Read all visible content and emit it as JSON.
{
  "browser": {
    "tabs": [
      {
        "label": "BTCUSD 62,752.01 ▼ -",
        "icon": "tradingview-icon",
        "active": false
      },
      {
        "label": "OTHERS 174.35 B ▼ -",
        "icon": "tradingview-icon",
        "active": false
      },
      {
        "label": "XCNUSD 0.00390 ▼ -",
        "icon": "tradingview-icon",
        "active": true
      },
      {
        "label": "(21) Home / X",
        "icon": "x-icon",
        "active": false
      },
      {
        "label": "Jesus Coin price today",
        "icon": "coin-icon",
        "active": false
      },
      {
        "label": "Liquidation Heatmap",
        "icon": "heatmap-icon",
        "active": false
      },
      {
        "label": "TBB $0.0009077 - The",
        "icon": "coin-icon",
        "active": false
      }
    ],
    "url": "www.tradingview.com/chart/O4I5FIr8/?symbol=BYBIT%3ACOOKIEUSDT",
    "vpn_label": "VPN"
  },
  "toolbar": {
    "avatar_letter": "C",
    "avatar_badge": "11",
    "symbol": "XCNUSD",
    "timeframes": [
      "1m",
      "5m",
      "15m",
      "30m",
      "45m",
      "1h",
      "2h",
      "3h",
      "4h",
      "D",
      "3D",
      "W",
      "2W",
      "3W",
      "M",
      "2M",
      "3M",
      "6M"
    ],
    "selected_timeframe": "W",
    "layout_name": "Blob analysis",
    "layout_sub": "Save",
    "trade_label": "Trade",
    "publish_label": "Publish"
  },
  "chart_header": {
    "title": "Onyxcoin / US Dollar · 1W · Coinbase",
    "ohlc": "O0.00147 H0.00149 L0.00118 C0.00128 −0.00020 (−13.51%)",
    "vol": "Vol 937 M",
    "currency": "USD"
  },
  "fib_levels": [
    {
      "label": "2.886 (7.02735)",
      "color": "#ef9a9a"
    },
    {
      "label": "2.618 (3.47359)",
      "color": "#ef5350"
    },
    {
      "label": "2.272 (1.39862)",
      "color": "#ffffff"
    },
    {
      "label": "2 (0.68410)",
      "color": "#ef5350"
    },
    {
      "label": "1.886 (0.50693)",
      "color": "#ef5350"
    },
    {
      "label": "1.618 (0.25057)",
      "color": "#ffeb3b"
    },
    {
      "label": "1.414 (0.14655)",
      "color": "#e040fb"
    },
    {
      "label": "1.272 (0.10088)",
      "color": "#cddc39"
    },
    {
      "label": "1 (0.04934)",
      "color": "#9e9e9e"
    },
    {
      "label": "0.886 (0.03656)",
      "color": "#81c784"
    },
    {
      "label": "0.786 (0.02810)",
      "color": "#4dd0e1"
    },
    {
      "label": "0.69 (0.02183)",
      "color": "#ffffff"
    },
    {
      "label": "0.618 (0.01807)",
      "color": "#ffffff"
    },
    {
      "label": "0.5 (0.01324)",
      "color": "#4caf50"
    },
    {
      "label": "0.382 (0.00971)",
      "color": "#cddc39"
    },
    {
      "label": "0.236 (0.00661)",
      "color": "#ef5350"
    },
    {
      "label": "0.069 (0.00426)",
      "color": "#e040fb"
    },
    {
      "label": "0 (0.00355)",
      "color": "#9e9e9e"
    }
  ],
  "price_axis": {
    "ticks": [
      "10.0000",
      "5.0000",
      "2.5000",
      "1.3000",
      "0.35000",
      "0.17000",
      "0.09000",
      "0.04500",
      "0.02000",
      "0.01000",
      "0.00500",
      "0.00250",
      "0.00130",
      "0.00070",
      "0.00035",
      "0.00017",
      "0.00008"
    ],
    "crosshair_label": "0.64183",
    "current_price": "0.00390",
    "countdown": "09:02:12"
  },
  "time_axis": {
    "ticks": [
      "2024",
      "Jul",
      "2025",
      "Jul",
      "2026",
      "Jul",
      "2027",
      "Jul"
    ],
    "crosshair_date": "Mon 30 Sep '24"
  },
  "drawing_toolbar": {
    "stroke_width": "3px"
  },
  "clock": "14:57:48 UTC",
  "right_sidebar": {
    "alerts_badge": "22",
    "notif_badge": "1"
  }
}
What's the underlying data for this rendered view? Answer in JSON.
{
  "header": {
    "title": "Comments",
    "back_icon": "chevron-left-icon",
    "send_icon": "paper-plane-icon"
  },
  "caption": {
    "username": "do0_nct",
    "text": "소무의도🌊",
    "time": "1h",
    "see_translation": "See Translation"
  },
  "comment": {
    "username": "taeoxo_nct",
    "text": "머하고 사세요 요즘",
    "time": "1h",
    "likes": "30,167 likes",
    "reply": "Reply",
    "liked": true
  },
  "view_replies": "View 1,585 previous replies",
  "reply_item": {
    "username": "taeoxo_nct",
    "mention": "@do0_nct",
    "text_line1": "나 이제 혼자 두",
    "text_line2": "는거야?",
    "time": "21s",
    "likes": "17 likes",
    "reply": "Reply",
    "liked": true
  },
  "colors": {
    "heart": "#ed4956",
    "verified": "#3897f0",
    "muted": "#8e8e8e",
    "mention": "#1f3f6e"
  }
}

────────

◆ **WHAT TO PRODUCE**: Print back all the lines verbatim.

◆ **RIGHT ANSWER**:
Read all visible content and emit it as JSON.
{
  "browser": {
    "tabs": [
      {
        "label": "BTCUSD 62,752.01 ▼ -",
        "icon": "tradingview-icon",
        "active": false
      },
      {
        "label": "OTHERS 174.35 B ▼ -",
        "icon": "tradingview-icon",
        "active": false
      },
      {
        "label": "XCNUSD 0.00390 ▼ -",
        "icon": "tradingview-icon",
        "active": true
      },
      {
        "label": "(21) Home / X",
        "icon": "x-icon",
        "active": false
      },
      {
        "label": "Jesus Coin price today",
        "icon": "coin-icon",
        "active": false
      },
      {
        "label": "Liquidation Heatmap",
        "icon": "heatmap-icon",
        "active": false
      },
      {
        "label": "TBB $0.0009077 - The",
        "icon": "coin-icon",
        "active": false
      }
    ],
    "url": "www.tradingview.com/chart/O4I5FIr8/?symbol=BYBIT%3ACOOKIEUSDT",
    "vpn_label": "VPN"
  },
  "toolbar": {
    "avatar_letter": "C",
    "avatar_badge": "11",
    "symbol": "XCNUSD",
    "timeframes": [
      "1m",
      "5m",
      "15m",
      "30m",
      "45m",
      "1h",
      "2h",
      "3h",
      "4h",
      "D",
      "3D",
      "W",
      "2W",
      "3W",
      "M",
      "2M",
      "3M",
      "6M"
    ],
    "selected_timeframe": "W",
    "layout_name": "Blob analysis",
    "layout_sub": "Save",
    "trade_label": "Trade",
    "publish_label": "Publish"
  },
  "chart_header": {
    "title": "Onyxcoin / US Dollar · 1W · Coinbase",
    "ohlc": "O0.00147 H0.00149 L0.00118 C0.00128 −0.00020 (−13.51%)",
    "vol": "Vol 937 M",
    "currency": "USD"
  },
  "fib_levels": [
    {
      "label": "2.886 (7.02735)",
      "color": "#ef9a9a"
    },
    {
      "label": "2.618 (3.47359)",
      "color": "#ef5350"
    },
    {
      "label": "2.272 (1.39862)",
      "color": "#ffffff"
    },
    {
      "label": "2 (0.68410)",
      "color": "#ef5350"
    },
    {
      "label": "1.886 (0.50693)",
      "color": "#ef5350"
    },
    {
      "label": "1.618 (0.25057)",
      "color": "#ffeb3b"
    },
    {
      "label": "1.414 (0.14655)",
      "color": "#e040fb"
    },
    {
      "label": "1.272 (0.10088)",
      "color": "#cddc39"
    },
    {
      "label": "1 (0.04934)",
      "color": "#9e9e9e"
    },
    {
      "label": "0.886 (0.03656)",
      "color": "#81c784"
    },
    {
      "label": "0.786 (0.02810)",
      "color": "#4dd0e1"
    },
    {
      "label": "0.69 (0.02183)",
      "color": "#ffffff"
    },
    {
      "label": "0.618 (0.01807)",
      "color": "#ffffff"
    },
    {
      "label": "0.5 (0.01324)",
      "color": "#4caf50"
    },
    {
      "label": "0.382 (0.00971)",
      "color": "#cddc39"
    },
    {
      "label": "0.236 (0.00661)",
      "color": "#ef5350"
    },
    {
      "label": "0.069 (0.00426)",
      "color": "#e040fb"
    },
    {
      "label": "0 (0.00355)",
      "color": "#9e9e9e"
    }
  ],
  "price_axis": {
    "ticks": [
      "10.0000",
      "5.0000",
      "2.5000",
      "1.3000",
      "0.35000",
      "0.17000",
      "0.09000",
      "0.04500",
      "0.02000",
      "0.01000",
      "0.00500",
      "0.00250",
      "0.00130",
      "0.00070",
      "0.00035",
      "0.00017",
      "0.00008"
    ],
    "crosshair_label": "0.64183",
    "current_price": "0.00390",
    "countdown": "09:02:12"
  },
  "time_axis": {
    "ticks": [
      "2024",
      "Jul",
      "2025",
      "Jul",
      "2026",
      "Jul",
      "2027",
      "Jul"
    ],
    "crosshair_date": "Mon 30 Sep '24"
  },
  "drawing_toolbar": {
    "stroke_width": "3px"
  },
  "clock": "14:57:48 UTC",
  "right_sidebar": {
    "alerts_badge": "22",
    "notif_badge": "1"
  }
}
What's the underlying data for this rendered view? Answer in JSON.
{
  "header": {
    "title": "Comments",
    "back_icon": "chevron-left-icon",
    "send_icon": "paper-plane-icon"
  },
  "caption": {
    "username": "do0_nct",
    "text": "소무의도🌊",
    "time": "1h",
    "see_translation": "See Translation"
  },
  "comment": {
    "username": "taeoxo_nct",
    "text": "머하고 사세요 요즘",
    "time": "1h",
    "likes": "30,167 likes",
    "reply": "Reply",
    "liked": true
  },
  "view_replies": "View 1,585 previous replies",
  "reply_item": {
    "username": "taeoxo_nct",
    "mention": "@do0_nct",
    "text_line1": "나 이제 혼자 두",
    "text_line2": "는거야?",
    "time": "21s",
    "likes": "17 likes",
    "reply": "Reply",
    "liked": true
  },
  "colors": {
    "heart": "#ed4956",
    "verified": "#3897f0",
    "muted": "#8e8e8e",
    "mention": "#1f3f6e"
  }
}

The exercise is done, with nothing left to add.